Rows from a dataset:
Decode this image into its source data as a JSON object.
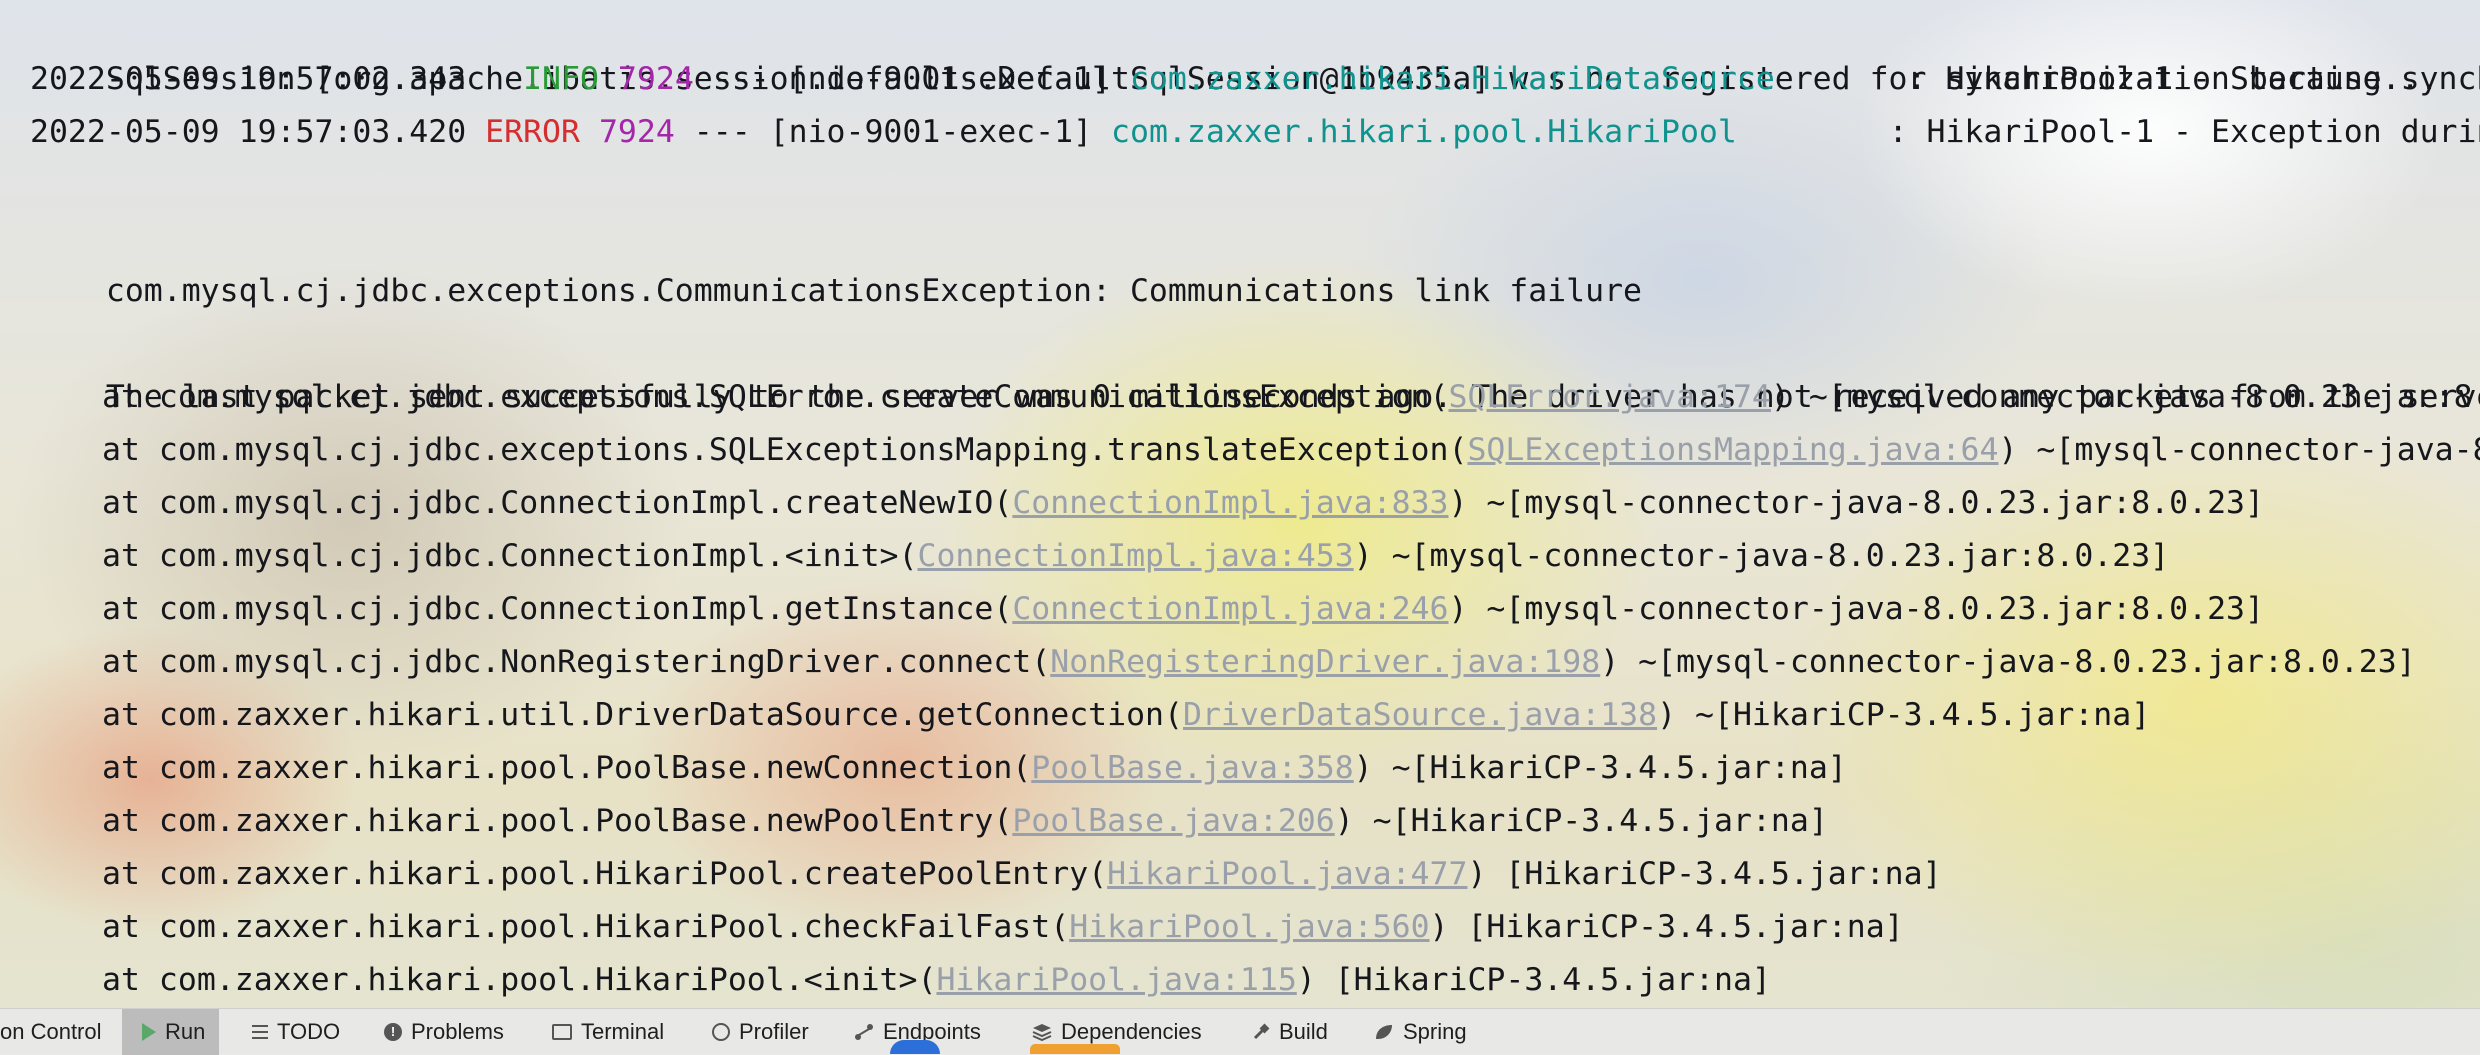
{
  "console": {
    "lines": [
      {
        "type": "plain",
        "text": "SqlSession [org.apache.ibatis.session.defaults.DefaultSqlSession@1b9435a] was not registered for synchronization because synchroni"
      },
      {
        "type": "log",
        "timestamp": "2022-05-09 19:57:02.343",
        "level": "INFO",
        "level_pad": " ",
        "pid": "7924",
        "sep": " --- ",
        "thread": "[nio-9001-exec-1]",
        "logger": "com.zaxxer.hikari.HikariDataSource",
        "gap": "       ",
        "message": ": HikariPool-1 - Starting..."
      },
      {
        "type": "log",
        "timestamp": "2022-05-09 19:57:03.420",
        "level": "ERROR",
        "level_pad": "",
        "pid": "7924",
        "sep": " --- ",
        "thread": "[nio-9001-exec-1]",
        "logger": "com.zaxxer.hikari.pool.HikariPool",
        "gap": "        ",
        "message": ": HikariPool-1 - Exception durin"
      },
      {
        "type": "plain",
        "text": ""
      },
      {
        "type": "plain",
        "text": "com.mysql.cj.jdbc.exceptions.CommunicationsException: Communications link failure"
      },
      {
        "type": "plain",
        "text": ""
      },
      {
        "type": "plain",
        "text": "The last packet sent successfully to the server was 0 milliseconds ago. The driver has not received any packets from the server."
      },
      {
        "type": "stack",
        "prefix": "at com.mysql.cj.jdbc.exceptions.SQLError.createCommunicationsException(",
        "link": "SQLError.java:174",
        "suffix": ") ~[mysql-connector-java-8.0.23.jar:8."
      },
      {
        "type": "stack",
        "prefix": "at com.mysql.cj.jdbc.exceptions.SQLExceptionsMapping.translateException(",
        "link": "SQLExceptionsMapping.java:64",
        "suffix": ") ~[mysql-connector-java-8"
      },
      {
        "type": "stack",
        "prefix": "at com.mysql.cj.jdbc.ConnectionImpl.createNewIO(",
        "link": "ConnectionImpl.java:833",
        "suffix": ") ~[mysql-connector-java-8.0.23.jar:8.0.23]"
      },
      {
        "type": "stack",
        "prefix": "at com.mysql.cj.jdbc.ConnectionImpl.<init>(",
        "link": "ConnectionImpl.java:453",
        "suffix": ") ~[mysql-connector-java-8.0.23.jar:8.0.23]"
      },
      {
        "type": "stack",
        "prefix": "at com.mysql.cj.jdbc.ConnectionImpl.getInstance(",
        "link": "ConnectionImpl.java:246",
        "suffix": ") ~[mysql-connector-java-8.0.23.jar:8.0.23]"
      },
      {
        "type": "stack",
        "prefix": "at com.mysql.cj.jdbc.NonRegisteringDriver.connect(",
        "link": "NonRegisteringDriver.java:198",
        "suffix": ") ~[mysql-connector-java-8.0.23.jar:8.0.23]"
      },
      {
        "type": "stack",
        "prefix": "at com.zaxxer.hikari.util.DriverDataSource.getConnection(",
        "link": "DriverDataSource.java:138",
        "suffix": ") ~[HikariCP-3.4.5.jar:na]"
      },
      {
        "type": "stack",
        "prefix": "at com.zaxxer.hikari.pool.PoolBase.newConnection(",
        "link": "PoolBase.java:358",
        "suffix": ") ~[HikariCP-3.4.5.jar:na]"
      },
      {
        "type": "stack",
        "prefix": "at com.zaxxer.hikari.pool.PoolBase.newPoolEntry(",
        "link": "PoolBase.java:206",
        "suffix": ") ~[HikariCP-3.4.5.jar:na]"
      },
      {
        "type": "stack",
        "prefix": "at com.zaxxer.hikari.pool.HikariPool.createPoolEntry(",
        "link": "HikariPool.java:477",
        "suffix": ") [HikariCP-3.4.5.jar:na]"
      },
      {
        "type": "stack",
        "prefix": "at com.zaxxer.hikari.pool.HikariPool.checkFailFast(",
        "link": "HikariPool.java:560",
        "suffix": ") [HikariCP-3.4.5.jar:na]"
      },
      {
        "type": "stack",
        "prefix": "at com.zaxxer.hikari.pool.HikariPool.<init>(",
        "link": "HikariPool.java:115",
        "suffix": ") [HikariCP-3.4.5.jar:na]"
      }
    ]
  },
  "toolbar": {
    "items": [
      {
        "label": "on Control",
        "icon": "none"
      },
      {
        "label": "Run",
        "icon": "run-icon"
      },
      {
        "label": "TODO",
        "icon": "list-icon"
      },
      {
        "label": "Problems",
        "icon": "problems-icon"
      },
      {
        "label": "Terminal",
        "icon": "terminal-icon"
      },
      {
        "label": "Profiler",
        "icon": "profiler-icon"
      },
      {
        "label": "Endpoints",
        "icon": "endpoints-icon"
      },
      {
        "label": "Dependencies",
        "icon": "dependencies-icon"
      },
      {
        "label": "Build",
        "icon": "build-icon"
      },
      {
        "label": "Spring",
        "icon": "spring-icon"
      }
    ]
  },
  "colors": {
    "info": "#2a9a38",
    "error": "#d42e2e",
    "pid": "#a327a8",
    "logger": "#10938e",
    "link": "#9aa0aa",
    "run_icon": "#59a869"
  }
}
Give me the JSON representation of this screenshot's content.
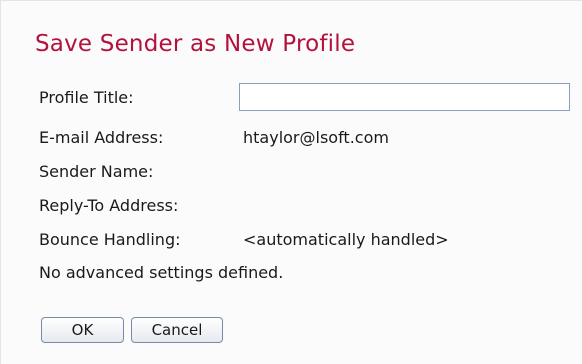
{
  "dialog": {
    "title": "Save Sender as New Profile"
  },
  "form": {
    "profile_title_label": "Profile Title:",
    "profile_title_value": "",
    "email_label": "E-mail Address:",
    "email_value": "htaylor@lsoft.com",
    "sender_name_label": "Sender Name:",
    "reply_to_label": "Reply-To Address:",
    "bounce_label": "Bounce Handling:",
    "bounce_value": "<automatically handled>",
    "advanced_note": "No advanced settings defined."
  },
  "buttons": {
    "ok_label": "OK",
    "cancel_label": "Cancel"
  },
  "colors": {
    "title": "#b3123d",
    "input_border": "#8aa0c0"
  }
}
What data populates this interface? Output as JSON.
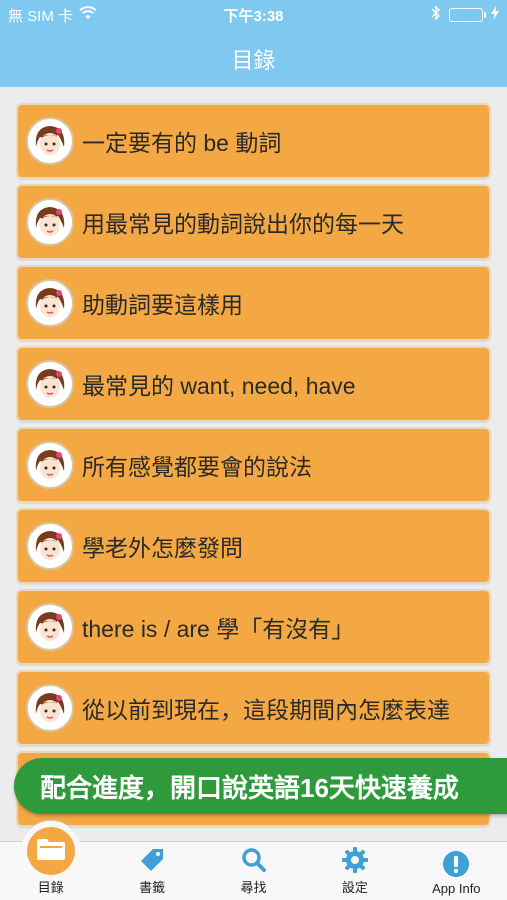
{
  "status_bar": {
    "carrier": "無 SIM 卡",
    "time": "下午3:38"
  },
  "nav": {
    "title": "目錄"
  },
  "rows": [
    {
      "label": "一定要有的 be 動詞"
    },
    {
      "label": "用最常見的動詞說出你的每一天"
    },
    {
      "label": "助動詞要這樣用"
    },
    {
      "label": "最常見的 want, need, have"
    },
    {
      "label": "所有感覺都要會的說法"
    },
    {
      "label": "學老外怎麼發問"
    },
    {
      "label": "there is / are 學「有沒有」"
    },
    {
      "label": "從以前到現在，這段期間內怎麼表達"
    }
  ],
  "promo": {
    "text": "配合進度，開口說英語16天快速養成"
  },
  "tabs": [
    {
      "label": "目錄",
      "icon": "folder-icon"
    },
    {
      "label": "書籤",
      "icon": "tag-icon"
    },
    {
      "label": "尋找",
      "icon": "search-icon"
    },
    {
      "label": "設定",
      "icon": "gear-icon"
    },
    {
      "label": "App Info",
      "icon": "info-icon"
    }
  ],
  "colors": {
    "nav": "#7fc8f0",
    "row": "#f3a844",
    "promo": "#2f9a3c",
    "tab_icon": "#3fa0d8"
  }
}
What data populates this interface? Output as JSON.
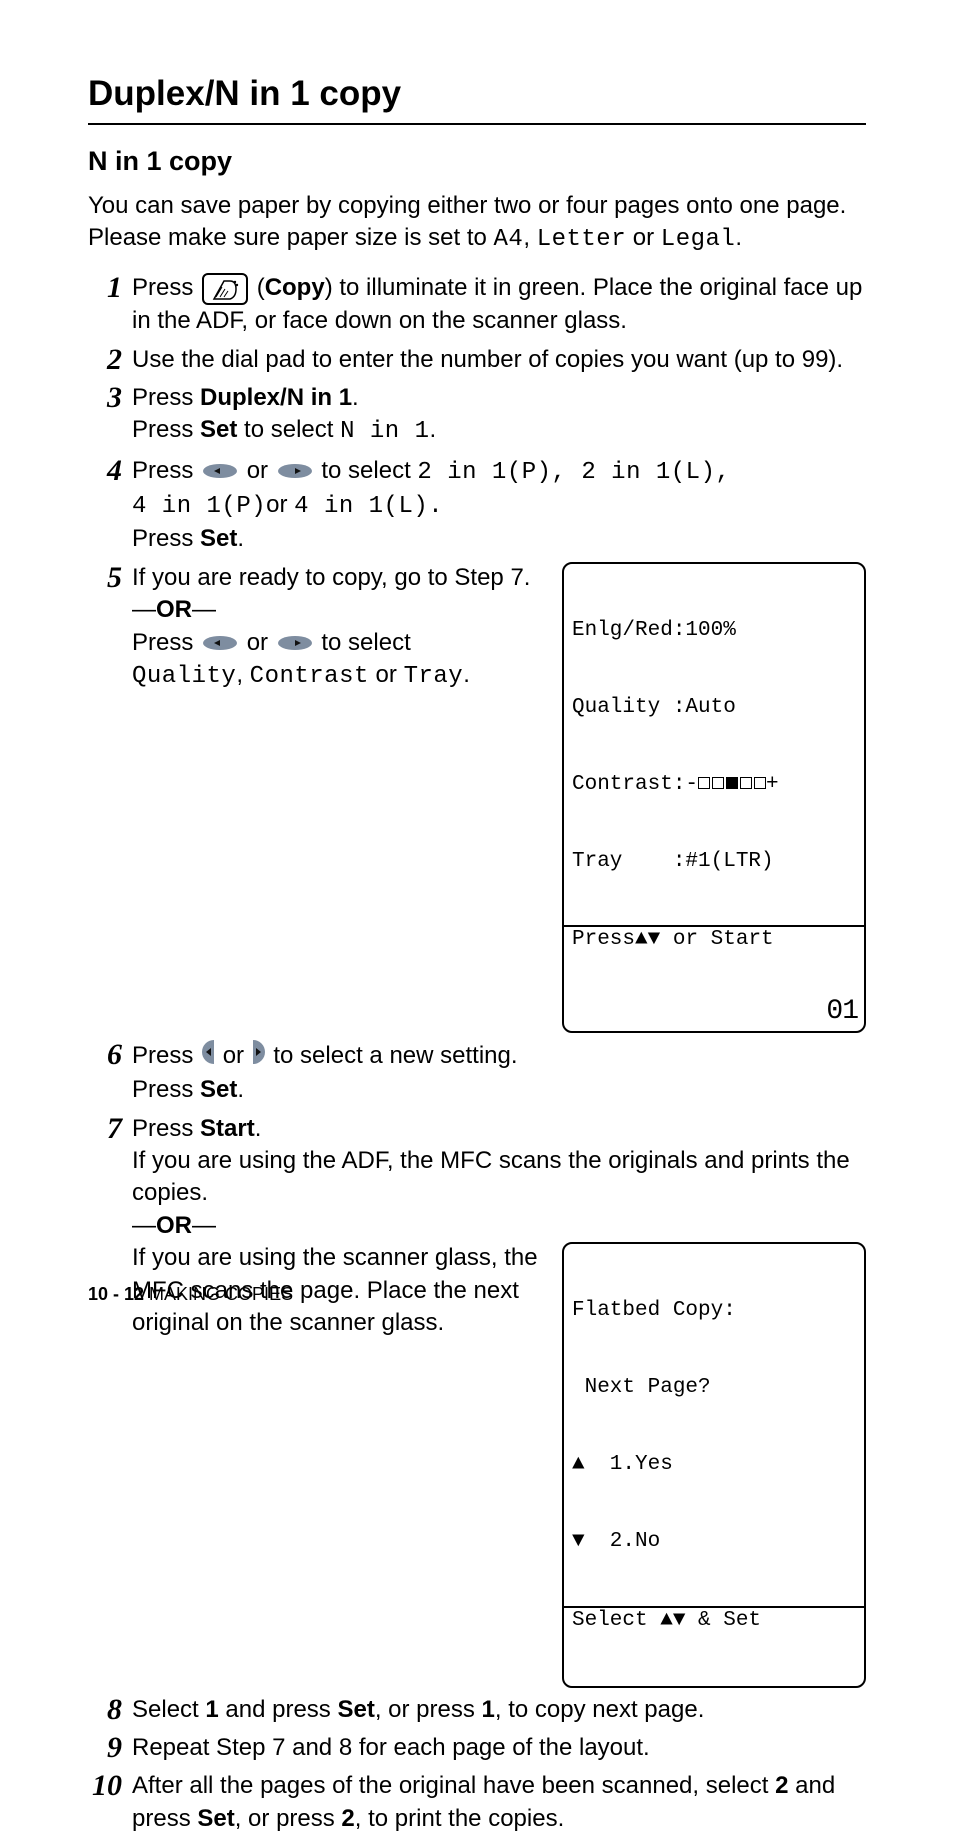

* **EXERCISE DESCRIPTION**
Copy all lines of the material above where the string "SQLExceptionsMapping" occurs.

* **SOLUTION TO THIS EXERCISE**
        "prefix": "at com.mysql.cj.jdbc.exceptions.SQLExceptionsMapping.translateException(",
        "link": "SQLExceptionsMapping.java:64",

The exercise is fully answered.